Your goal:
Rewrite the part of the records below that opens with the line containing "183, 60, 197]" and closes with the line containing "220, 22, 321]" as a JSON list of strings, one string per line, leaving out blank lines.

[Entries from a dataset]
▼
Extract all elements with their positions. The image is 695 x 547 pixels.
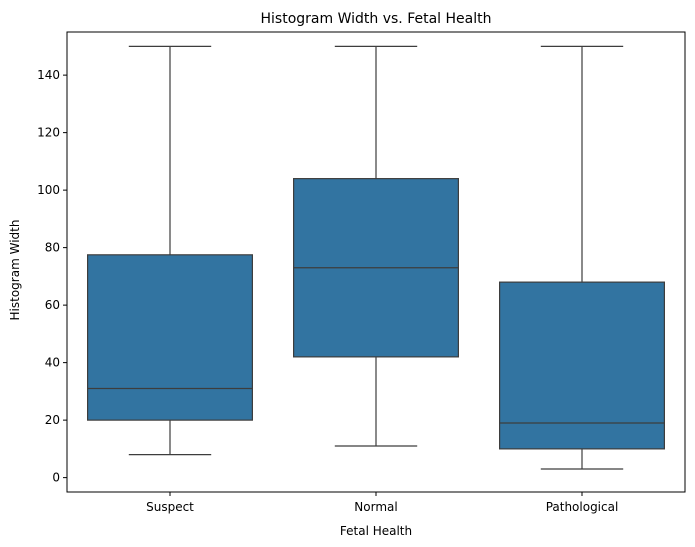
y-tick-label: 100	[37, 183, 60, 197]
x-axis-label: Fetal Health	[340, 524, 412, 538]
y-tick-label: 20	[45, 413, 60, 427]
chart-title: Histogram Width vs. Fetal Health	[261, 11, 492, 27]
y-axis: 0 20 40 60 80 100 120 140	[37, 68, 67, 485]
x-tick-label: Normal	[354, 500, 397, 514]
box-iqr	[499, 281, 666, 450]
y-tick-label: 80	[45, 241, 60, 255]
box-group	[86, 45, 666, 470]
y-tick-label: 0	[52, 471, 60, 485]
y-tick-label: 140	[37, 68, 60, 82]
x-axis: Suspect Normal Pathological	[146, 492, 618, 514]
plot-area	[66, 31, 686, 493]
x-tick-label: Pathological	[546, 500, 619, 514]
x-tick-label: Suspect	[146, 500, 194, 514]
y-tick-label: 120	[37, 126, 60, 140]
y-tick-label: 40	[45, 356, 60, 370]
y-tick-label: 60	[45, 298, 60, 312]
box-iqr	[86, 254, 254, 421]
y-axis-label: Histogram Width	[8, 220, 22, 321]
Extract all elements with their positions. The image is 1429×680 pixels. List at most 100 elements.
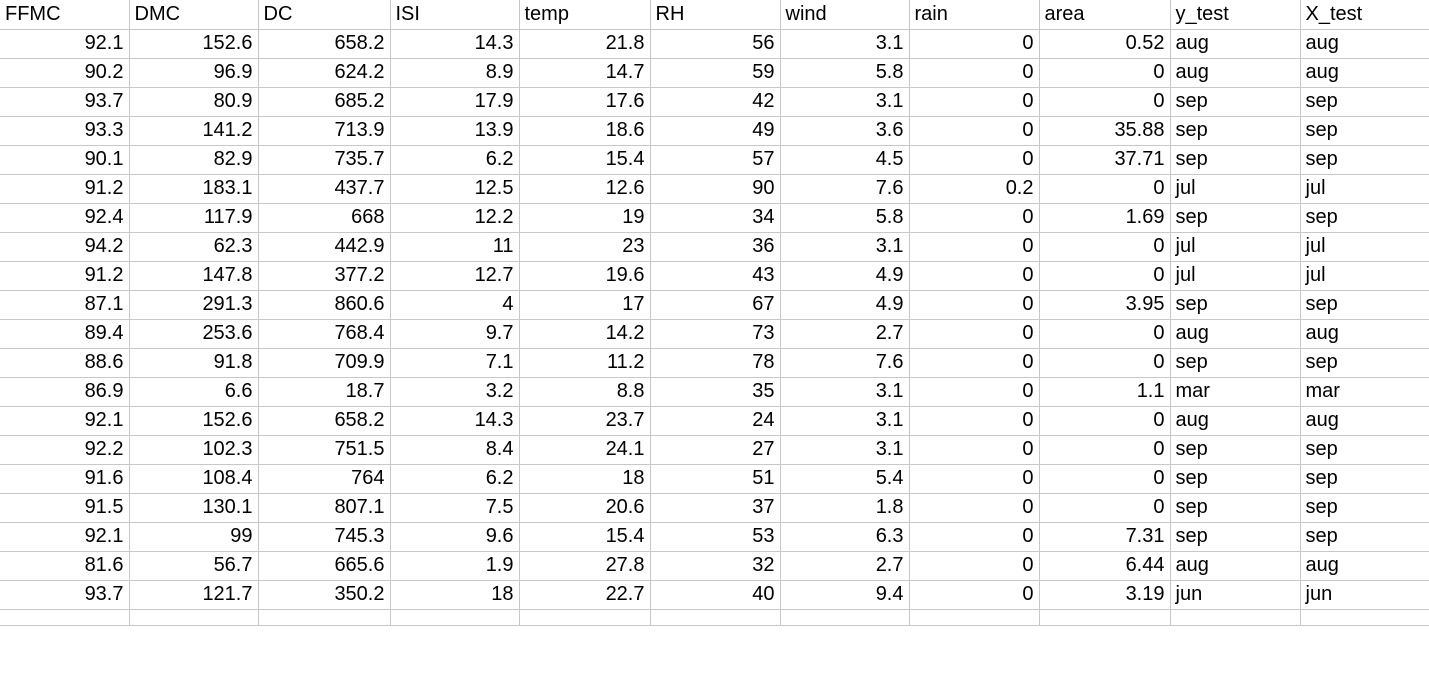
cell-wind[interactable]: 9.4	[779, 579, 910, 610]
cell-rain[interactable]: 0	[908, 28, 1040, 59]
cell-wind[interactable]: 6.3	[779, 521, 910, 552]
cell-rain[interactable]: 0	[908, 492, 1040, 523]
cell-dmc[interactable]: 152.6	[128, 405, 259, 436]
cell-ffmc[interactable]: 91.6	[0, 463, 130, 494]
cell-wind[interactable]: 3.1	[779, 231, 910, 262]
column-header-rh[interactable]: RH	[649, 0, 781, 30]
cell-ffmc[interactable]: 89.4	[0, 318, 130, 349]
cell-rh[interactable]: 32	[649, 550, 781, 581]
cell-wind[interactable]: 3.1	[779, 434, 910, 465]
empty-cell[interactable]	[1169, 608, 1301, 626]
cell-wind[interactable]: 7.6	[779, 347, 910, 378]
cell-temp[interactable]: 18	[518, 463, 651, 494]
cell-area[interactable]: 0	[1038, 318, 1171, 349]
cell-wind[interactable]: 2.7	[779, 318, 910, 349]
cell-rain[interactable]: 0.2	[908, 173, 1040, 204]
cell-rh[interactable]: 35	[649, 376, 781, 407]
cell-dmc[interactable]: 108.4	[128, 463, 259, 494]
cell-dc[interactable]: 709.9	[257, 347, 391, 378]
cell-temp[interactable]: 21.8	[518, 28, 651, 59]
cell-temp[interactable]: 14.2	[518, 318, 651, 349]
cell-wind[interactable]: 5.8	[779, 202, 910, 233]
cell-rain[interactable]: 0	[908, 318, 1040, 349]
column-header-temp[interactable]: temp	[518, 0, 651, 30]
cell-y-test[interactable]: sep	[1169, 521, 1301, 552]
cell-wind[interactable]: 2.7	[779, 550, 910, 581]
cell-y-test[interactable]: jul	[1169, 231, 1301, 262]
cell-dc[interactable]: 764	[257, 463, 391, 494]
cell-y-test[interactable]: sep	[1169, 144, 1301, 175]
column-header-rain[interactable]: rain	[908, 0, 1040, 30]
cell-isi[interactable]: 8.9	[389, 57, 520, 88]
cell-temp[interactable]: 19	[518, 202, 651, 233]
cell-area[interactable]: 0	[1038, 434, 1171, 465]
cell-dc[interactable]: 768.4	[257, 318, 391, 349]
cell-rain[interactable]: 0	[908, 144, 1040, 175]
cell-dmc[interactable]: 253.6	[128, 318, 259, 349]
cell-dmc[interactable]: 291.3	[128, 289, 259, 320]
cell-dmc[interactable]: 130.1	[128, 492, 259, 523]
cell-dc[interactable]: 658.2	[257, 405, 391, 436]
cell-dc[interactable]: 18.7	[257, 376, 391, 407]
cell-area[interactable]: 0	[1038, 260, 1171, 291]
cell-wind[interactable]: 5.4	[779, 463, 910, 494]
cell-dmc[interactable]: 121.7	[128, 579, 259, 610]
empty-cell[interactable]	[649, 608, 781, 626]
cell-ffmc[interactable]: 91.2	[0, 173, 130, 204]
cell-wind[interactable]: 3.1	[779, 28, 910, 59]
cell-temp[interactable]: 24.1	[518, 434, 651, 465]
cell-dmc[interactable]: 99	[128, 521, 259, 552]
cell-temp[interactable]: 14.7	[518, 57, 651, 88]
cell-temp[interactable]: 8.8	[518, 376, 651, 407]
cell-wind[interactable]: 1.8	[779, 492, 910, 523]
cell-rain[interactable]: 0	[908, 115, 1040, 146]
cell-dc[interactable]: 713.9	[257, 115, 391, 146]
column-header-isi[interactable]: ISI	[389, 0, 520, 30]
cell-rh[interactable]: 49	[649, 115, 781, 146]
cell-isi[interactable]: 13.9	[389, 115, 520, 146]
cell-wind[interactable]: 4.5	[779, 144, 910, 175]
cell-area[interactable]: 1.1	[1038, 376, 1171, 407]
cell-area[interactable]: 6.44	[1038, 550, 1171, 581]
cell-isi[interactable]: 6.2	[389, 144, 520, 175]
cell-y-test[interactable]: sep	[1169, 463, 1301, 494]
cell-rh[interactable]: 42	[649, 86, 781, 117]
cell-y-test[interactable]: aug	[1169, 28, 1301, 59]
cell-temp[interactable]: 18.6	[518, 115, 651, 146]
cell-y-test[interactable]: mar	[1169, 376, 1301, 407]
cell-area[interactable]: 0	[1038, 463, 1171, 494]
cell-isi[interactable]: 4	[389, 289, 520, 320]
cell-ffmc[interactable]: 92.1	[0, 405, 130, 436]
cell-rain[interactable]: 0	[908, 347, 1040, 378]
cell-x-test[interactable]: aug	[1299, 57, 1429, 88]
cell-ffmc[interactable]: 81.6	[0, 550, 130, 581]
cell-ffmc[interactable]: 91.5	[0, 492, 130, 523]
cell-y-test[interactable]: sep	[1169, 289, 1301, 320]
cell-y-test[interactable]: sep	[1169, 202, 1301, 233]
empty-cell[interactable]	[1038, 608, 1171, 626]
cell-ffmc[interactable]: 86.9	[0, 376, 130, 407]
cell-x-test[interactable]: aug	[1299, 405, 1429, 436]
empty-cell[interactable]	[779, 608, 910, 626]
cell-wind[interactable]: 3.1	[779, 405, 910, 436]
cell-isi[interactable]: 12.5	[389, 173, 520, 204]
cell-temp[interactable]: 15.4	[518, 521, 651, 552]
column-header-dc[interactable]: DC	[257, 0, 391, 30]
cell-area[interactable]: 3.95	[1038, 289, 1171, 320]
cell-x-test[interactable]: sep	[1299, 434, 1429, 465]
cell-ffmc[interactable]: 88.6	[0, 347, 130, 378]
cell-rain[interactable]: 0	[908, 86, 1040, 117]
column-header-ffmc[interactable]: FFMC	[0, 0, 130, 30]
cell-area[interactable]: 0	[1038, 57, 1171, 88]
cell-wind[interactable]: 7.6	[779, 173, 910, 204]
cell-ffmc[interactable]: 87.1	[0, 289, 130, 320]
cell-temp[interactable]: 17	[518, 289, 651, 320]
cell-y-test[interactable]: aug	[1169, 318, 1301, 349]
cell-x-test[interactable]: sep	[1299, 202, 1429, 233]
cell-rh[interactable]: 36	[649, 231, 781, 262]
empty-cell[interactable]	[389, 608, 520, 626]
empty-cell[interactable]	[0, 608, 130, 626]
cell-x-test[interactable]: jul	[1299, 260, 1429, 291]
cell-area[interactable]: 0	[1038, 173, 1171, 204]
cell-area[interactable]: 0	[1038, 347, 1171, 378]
▲
The answer:
[
  "y-tick-label: 100\t[37, 183, 60, 197]",
  "x-axis-label: Fetal Health\t[340, 524, 412, 538]",
  "y-tick-label: 20\t[45, 413, 60, 427]",
  "chart-title: Histogram Width vs. Fetal Health\t[261, 11, 492, 27]",
  "y-axis: 0 20 40 60 80 100 120 140\t[37, 68, 67, 485]",
  "x-tick-label: Normal\t[354, 500, 397, 514]",
  "box-iqr\t[499, 281, 666, 450]",
  "y-tick-label: 80\t[45, 241, 60, 255]",
  "box-group\t[86, 45, 666, 470]",
  "y-tick-label: 0\t[52, 471, 60, 485]",
  "y-tick-label: 140\t[37, 68, 60, 82]",
  "x-axis: Suspect Normal Pathological\t[146, 492, 618, 514]",
  "plot-area\t[66, 31, 686, 493]",
  "x-tick-label: Pathological\t[546, 500, 619, 514]",
  "x-tick-label: Suspect\t[146, 500, 194, 514]",
  "y-tick-label: 120\t[37, 126, 60, 140]",
  "y-tick-label: 40\t[45, 356, 60, 370]",
  "y-tick-label: 60\t[45, 298, 60, 312]",
  "box-iqr\t[86, 254, 254, 421]",
  "y-axis-label: Histogram Width\t[8, 220, 22, 321]"
]